WRITTEN INSTRUCTION: Print each of the items below line for line, unchanged. Omit the pictures from your output.

Spatial annotation records:
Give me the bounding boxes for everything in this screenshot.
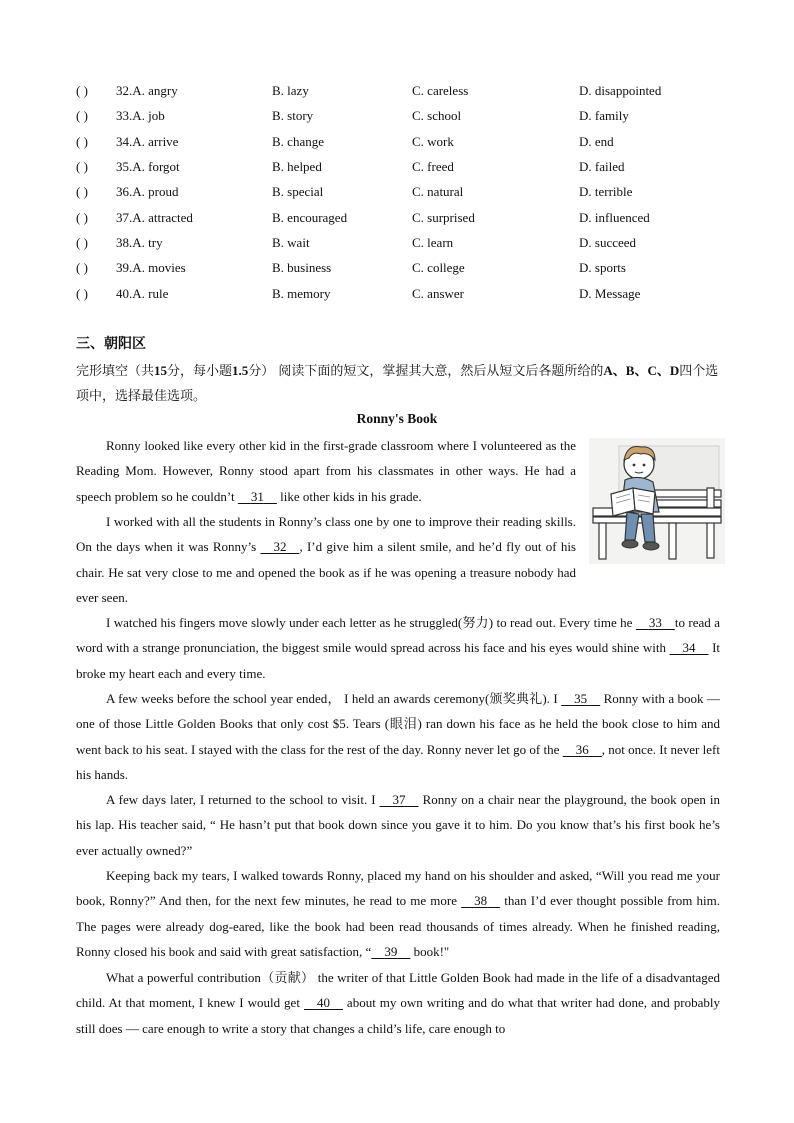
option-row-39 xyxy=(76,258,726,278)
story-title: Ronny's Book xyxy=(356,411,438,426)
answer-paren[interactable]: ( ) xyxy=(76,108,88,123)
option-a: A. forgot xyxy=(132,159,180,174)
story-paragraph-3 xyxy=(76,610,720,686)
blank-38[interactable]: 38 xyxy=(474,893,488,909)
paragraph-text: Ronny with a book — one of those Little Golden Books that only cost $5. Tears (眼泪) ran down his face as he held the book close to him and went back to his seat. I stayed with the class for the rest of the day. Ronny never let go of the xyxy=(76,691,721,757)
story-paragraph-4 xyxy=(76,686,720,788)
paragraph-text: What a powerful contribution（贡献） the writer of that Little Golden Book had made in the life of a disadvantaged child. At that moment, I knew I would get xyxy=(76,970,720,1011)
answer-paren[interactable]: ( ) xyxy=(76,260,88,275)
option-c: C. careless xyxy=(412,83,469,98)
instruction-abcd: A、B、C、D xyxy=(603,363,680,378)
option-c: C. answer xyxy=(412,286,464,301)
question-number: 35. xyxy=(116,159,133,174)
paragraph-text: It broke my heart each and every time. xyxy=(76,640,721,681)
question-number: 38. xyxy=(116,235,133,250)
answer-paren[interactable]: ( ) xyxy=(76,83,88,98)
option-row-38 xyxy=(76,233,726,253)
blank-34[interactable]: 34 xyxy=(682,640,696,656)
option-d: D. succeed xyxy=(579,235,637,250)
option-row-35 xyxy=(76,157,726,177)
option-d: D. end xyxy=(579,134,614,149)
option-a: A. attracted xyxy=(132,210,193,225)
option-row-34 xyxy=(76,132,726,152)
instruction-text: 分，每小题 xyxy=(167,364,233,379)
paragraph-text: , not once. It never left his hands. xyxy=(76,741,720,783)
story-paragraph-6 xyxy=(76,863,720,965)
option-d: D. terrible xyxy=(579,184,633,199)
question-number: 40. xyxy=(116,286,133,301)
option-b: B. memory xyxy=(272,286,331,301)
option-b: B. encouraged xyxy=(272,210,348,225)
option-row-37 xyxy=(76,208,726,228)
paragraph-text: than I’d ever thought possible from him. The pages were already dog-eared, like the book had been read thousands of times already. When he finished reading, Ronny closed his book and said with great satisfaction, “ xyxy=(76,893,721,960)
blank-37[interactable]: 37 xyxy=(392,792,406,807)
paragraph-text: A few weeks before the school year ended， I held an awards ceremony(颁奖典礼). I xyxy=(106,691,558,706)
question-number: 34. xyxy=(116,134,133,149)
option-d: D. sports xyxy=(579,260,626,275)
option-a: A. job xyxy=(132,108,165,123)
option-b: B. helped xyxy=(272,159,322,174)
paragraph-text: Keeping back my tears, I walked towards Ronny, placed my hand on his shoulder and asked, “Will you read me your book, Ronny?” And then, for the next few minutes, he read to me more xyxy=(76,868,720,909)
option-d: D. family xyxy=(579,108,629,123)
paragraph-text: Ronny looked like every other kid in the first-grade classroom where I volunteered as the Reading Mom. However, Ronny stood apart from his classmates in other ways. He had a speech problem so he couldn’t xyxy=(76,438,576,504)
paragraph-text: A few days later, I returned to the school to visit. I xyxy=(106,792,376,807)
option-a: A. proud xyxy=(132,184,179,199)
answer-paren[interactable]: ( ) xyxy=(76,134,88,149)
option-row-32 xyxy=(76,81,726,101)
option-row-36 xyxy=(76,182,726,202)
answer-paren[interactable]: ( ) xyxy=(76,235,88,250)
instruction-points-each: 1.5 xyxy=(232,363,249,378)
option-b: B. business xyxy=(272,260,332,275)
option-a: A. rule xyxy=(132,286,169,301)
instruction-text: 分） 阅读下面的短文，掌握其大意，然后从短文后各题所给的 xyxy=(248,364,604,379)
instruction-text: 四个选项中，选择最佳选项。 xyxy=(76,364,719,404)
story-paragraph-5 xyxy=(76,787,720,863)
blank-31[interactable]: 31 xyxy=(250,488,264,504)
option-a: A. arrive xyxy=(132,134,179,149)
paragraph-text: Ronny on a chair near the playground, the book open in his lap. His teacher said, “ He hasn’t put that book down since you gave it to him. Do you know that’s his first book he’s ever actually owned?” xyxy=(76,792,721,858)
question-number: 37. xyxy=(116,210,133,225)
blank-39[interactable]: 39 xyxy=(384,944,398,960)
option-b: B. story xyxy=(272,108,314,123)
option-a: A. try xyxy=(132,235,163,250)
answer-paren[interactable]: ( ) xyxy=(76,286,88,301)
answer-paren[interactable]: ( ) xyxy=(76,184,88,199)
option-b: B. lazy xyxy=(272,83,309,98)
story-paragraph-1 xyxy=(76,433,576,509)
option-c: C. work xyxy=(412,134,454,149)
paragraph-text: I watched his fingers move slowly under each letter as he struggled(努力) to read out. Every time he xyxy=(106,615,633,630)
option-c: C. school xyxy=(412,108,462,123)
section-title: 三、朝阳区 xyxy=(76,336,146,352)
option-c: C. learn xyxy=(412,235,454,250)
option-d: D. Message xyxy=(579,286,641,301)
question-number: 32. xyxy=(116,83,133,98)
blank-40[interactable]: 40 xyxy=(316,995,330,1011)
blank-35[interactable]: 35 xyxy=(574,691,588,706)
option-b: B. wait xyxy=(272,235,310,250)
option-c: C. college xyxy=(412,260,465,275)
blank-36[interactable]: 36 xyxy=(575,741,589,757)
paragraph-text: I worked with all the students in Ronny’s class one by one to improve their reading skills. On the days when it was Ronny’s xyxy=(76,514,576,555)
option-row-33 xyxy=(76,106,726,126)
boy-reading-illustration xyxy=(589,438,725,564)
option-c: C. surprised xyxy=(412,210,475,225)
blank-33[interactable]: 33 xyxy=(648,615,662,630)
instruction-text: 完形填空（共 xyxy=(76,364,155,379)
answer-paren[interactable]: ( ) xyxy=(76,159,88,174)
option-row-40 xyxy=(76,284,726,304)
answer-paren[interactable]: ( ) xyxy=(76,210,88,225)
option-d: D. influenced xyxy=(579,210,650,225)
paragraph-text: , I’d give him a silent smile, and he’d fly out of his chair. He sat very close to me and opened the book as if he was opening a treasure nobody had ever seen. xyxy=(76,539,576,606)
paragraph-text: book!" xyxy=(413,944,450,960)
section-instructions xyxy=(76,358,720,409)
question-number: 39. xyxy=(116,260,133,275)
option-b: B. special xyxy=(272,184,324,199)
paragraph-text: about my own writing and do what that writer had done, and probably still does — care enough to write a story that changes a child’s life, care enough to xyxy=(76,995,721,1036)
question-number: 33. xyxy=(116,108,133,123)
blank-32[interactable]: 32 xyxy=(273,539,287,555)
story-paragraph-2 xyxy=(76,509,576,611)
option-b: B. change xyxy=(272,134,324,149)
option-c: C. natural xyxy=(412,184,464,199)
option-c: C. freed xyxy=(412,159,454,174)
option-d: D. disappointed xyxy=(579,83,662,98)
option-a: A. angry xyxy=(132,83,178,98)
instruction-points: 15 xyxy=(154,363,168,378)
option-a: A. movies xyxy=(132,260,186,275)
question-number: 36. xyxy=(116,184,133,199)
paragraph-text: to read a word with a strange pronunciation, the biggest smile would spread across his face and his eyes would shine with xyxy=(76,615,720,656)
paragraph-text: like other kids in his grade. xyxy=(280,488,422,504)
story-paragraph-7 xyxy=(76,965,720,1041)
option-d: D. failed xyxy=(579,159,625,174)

EXERCISE RESPONSE:
Give me the bounding boxes for everything in this screenshot.
option-row-39 xyxy=(76,258,726,278)
story-title: Ronny's Book xyxy=(356,411,438,426)
answer-paren[interactable]: ( ) xyxy=(76,108,88,123)
option-a: A. forgot xyxy=(132,159,180,174)
story-paragraph-3 xyxy=(76,610,720,686)
blank-38[interactable]: 38 xyxy=(474,893,488,909)
paragraph-text: Ronny with a book — one of those Little Golden Books that only cost $5. Tears (眼泪) ran down his face as he held the book close to him and went back to his seat. I stayed with the class for the rest of the day. Ronny never let go of the xyxy=(76,691,721,757)
story-paragraph-4 xyxy=(76,686,720,788)
paragraph-text: What a powerful contribution（贡献） the writer of that Little Golden Book had made in the life of a disadvantaged child. At that moment, I knew I would get xyxy=(76,970,720,1011)
answer-paren[interactable]: ( ) xyxy=(76,260,88,275)
option-c: C. careless xyxy=(412,83,469,98)
instruction-abcd: A、B、C、D xyxy=(603,363,680,378)
option-c: C. answer xyxy=(412,286,464,301)
question-number: 35. xyxy=(116,159,133,174)
paragraph-text: It broke my heart each and every time. xyxy=(76,640,721,681)
question-number: 38. xyxy=(116,235,133,250)
answer-paren[interactable]: ( ) xyxy=(76,83,88,98)
option-row-38 xyxy=(76,233,726,253)
blank-34[interactable]: 34 xyxy=(682,640,696,656)
option-d: D. succeed xyxy=(579,235,637,250)
option-row-35 xyxy=(76,157,726,177)
option-d: D. end xyxy=(579,134,614,149)
option-a: A. attracted xyxy=(132,210,193,225)
option-row-34 xyxy=(76,132,726,152)
instruction-text: 分，每小题 xyxy=(167,364,233,379)
paragraph-text: , not once. It never left his hands. xyxy=(76,741,720,783)
story-paragraph-6 xyxy=(76,863,720,965)
option-d: D. terrible xyxy=(579,184,633,199)
question-number: 40. xyxy=(116,286,133,301)
option-b: B. memory xyxy=(272,286,331,301)
option-b: B. encouraged xyxy=(272,210,348,225)
option-row-37 xyxy=(76,208,726,228)
paragraph-text: than I’d ever thought possible from him. The pages were already dog-eared, like the book had been read thousands of times already. When he finished reading, Ronny closed his book and said with great satisfaction, “ xyxy=(76,893,721,960)
blank-37[interactable]: 37 xyxy=(392,792,406,807)
paragraph-text: A few weeks before the school year ended， I held an awards ceremony(颁奖典礼). I xyxy=(106,691,558,706)
question-number: 34. xyxy=(116,134,133,149)
option-d: D. sports xyxy=(579,260,626,275)
option-a: A. job xyxy=(132,108,165,123)
option-b: B. helped xyxy=(272,159,322,174)
paragraph-text: Keeping back my tears, I walked towards Ronny, placed my hand on his shoulder and asked, “Will you read me your book, Ronny?” And then, for the next few minutes, he read to me more xyxy=(76,868,720,909)
option-d: D. family xyxy=(579,108,629,123)
paragraph-text: Ronny looked like every other kid in the first-grade classroom where I volunteered as the Reading Mom. However, Ronny stood apart from his classmates in other ways. He had a speech problem so he couldn’t xyxy=(76,438,576,504)
paragraph-text: A few days later, I returned to the school to visit. I xyxy=(106,792,376,807)
option-a: A. proud xyxy=(132,184,179,199)
answer-paren[interactable]: ( ) xyxy=(76,134,88,149)
option-row-32 xyxy=(76,81,726,101)
option-row-36 xyxy=(76,182,726,202)
answer-paren[interactable]: ( ) xyxy=(76,235,88,250)
instruction-points-each: 1.5 xyxy=(232,363,249,378)
option-b: B. business xyxy=(272,260,332,275)
option-a: A. rule xyxy=(132,286,169,301)
instruction-text: 分） 阅读下面的短文，掌握其大意，然后从短文后各题所给的 xyxy=(248,364,604,379)
instruction-text: 四个选项中，选择最佳选项。 xyxy=(76,364,719,404)
story-paragraph-5 xyxy=(76,787,720,863)
blank-31[interactable]: 31 xyxy=(250,488,264,504)
option-a: A. arrive xyxy=(132,134,179,149)
paragraph-text: Ronny on a chair near the playground, the book open in his lap. His teacher said, “ He hasn’t put that book down since you gave it to him. Do you know that’s his first book he’s ever actually owned?” xyxy=(76,792,721,858)
question-number: 37. xyxy=(116,210,133,225)
blank-39[interactable]: 39 xyxy=(384,944,398,960)
option-b: B. story xyxy=(272,108,314,123)
option-a: A. try xyxy=(132,235,163,250)
answer-paren[interactable]: ( ) xyxy=(76,286,88,301)
answer-paren[interactable]: ( ) xyxy=(76,184,88,199)
option-b: B. lazy xyxy=(272,83,309,98)
story-paragraph-1 xyxy=(76,433,576,509)
option-c: C. work xyxy=(412,134,454,149)
paragraph-text: I watched his fingers move slowly under each letter as he struggled(努力) to read out. Every time he xyxy=(106,615,633,630)
option-c: C. school xyxy=(412,108,462,123)
section-title: 三、朝阳区 xyxy=(76,336,146,352)
option-c: C. learn xyxy=(412,235,454,250)
option-d: D. Message xyxy=(579,286,641,301)
question-number: 32. xyxy=(116,83,133,98)
blank-40[interactable]: 40 xyxy=(316,995,330,1011)
blank-35[interactable]: 35 xyxy=(574,691,588,706)
option-b: B. wait xyxy=(272,235,310,250)
option-c: C. college xyxy=(412,260,465,275)
blank-36[interactable]: 36 xyxy=(575,741,589,757)
paragraph-text: I worked with all the students in Ronny’s class one by one to improve their reading skills. On the days when it was Ronny’s xyxy=(76,514,576,555)
option-row-33 xyxy=(76,106,726,126)
boy-reading-illustration xyxy=(589,438,725,564)
option-c: C. surprised xyxy=(412,210,475,225)
blank-33[interactable]: 33 xyxy=(648,615,662,630)
instruction-text: 完形填空（共 xyxy=(76,364,155,379)
answer-paren[interactable]: ( ) xyxy=(76,159,88,174)
option-row-40 xyxy=(76,284,726,304)
answer-paren[interactable]: ( ) xyxy=(76,210,88,225)
option-d: D. influenced xyxy=(579,210,650,225)
paragraph-text: , I’d give him a silent smile, and he’d fly out of his chair. He sat very close to me and opened the book as if he was opening a treasure nobody had ever seen. xyxy=(76,539,576,606)
paragraph-text: book!" xyxy=(413,944,450,960)
section-instructions xyxy=(76,358,720,409)
question-number: 39. xyxy=(116,260,133,275)
option-b: B. special xyxy=(272,184,324,199)
paragraph-text: about my own writing and do what that writer had done, and probably still does — care enough to write a story that changes a child’s life, care enough to xyxy=(76,995,721,1036)
question-number: 33. xyxy=(116,108,133,123)
blank-32[interactable]: 32 xyxy=(273,539,287,555)
story-paragraph-2 xyxy=(76,509,576,611)
option-b: B. change xyxy=(272,134,324,149)
option-c: C. natural xyxy=(412,184,464,199)
option-c: C. freed xyxy=(412,159,454,174)
option-d: D. disappointed xyxy=(579,83,662,98)
option-a: A. angry xyxy=(132,83,178,98)
instruction-points: 15 xyxy=(154,363,168,378)
option-a: A. movies xyxy=(132,260,186,275)
question-number: 36. xyxy=(116,184,133,199)
paragraph-text: to read a word with a strange pronunciation, the biggest smile would spread across his face and his eyes would shine with xyxy=(76,615,720,656)
paragraph-text: like other kids in his grade. xyxy=(280,488,422,504)
story-paragraph-7 xyxy=(76,965,720,1041)
option-d: D. failed xyxy=(579,159,625,174)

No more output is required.